WHAT IS ASKED → Copy every line of the data that contains the string "Betriebsstunden".

SUPPLIED RECORDS →
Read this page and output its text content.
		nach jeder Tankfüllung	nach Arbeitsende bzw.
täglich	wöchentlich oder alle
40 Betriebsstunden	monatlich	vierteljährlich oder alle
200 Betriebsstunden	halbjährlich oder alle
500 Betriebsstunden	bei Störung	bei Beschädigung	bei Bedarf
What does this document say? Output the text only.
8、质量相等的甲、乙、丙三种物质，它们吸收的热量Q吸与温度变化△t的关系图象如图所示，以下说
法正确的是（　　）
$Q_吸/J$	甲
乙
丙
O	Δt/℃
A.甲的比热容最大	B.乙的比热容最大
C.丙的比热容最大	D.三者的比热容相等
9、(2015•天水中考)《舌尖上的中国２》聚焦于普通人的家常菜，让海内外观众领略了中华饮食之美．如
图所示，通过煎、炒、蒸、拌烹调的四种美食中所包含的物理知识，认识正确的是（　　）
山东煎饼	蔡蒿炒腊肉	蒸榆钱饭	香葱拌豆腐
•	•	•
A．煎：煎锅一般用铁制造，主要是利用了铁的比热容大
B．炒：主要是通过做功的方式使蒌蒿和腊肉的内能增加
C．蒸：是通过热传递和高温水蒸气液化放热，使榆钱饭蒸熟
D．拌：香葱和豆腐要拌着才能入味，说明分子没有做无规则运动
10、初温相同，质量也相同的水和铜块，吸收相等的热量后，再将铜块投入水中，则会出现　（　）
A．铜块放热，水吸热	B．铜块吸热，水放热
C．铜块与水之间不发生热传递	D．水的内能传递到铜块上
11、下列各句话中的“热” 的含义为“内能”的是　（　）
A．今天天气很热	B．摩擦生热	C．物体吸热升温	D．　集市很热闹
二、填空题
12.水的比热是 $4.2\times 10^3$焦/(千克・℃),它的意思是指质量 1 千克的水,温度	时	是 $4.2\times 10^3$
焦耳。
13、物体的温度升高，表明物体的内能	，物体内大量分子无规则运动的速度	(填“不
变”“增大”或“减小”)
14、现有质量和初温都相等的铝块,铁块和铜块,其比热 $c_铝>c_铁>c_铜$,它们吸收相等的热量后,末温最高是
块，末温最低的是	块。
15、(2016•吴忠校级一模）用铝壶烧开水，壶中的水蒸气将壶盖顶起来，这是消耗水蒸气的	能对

ANSWER FOR THE TASK →
40 Betriebsstunden	monatlich	vierteljährlich oder alle
200 Betriebsstunden	halbjährlich oder alle
500 Betriebsstunden	bei Störung	bei Beschädigung	bei Bedarf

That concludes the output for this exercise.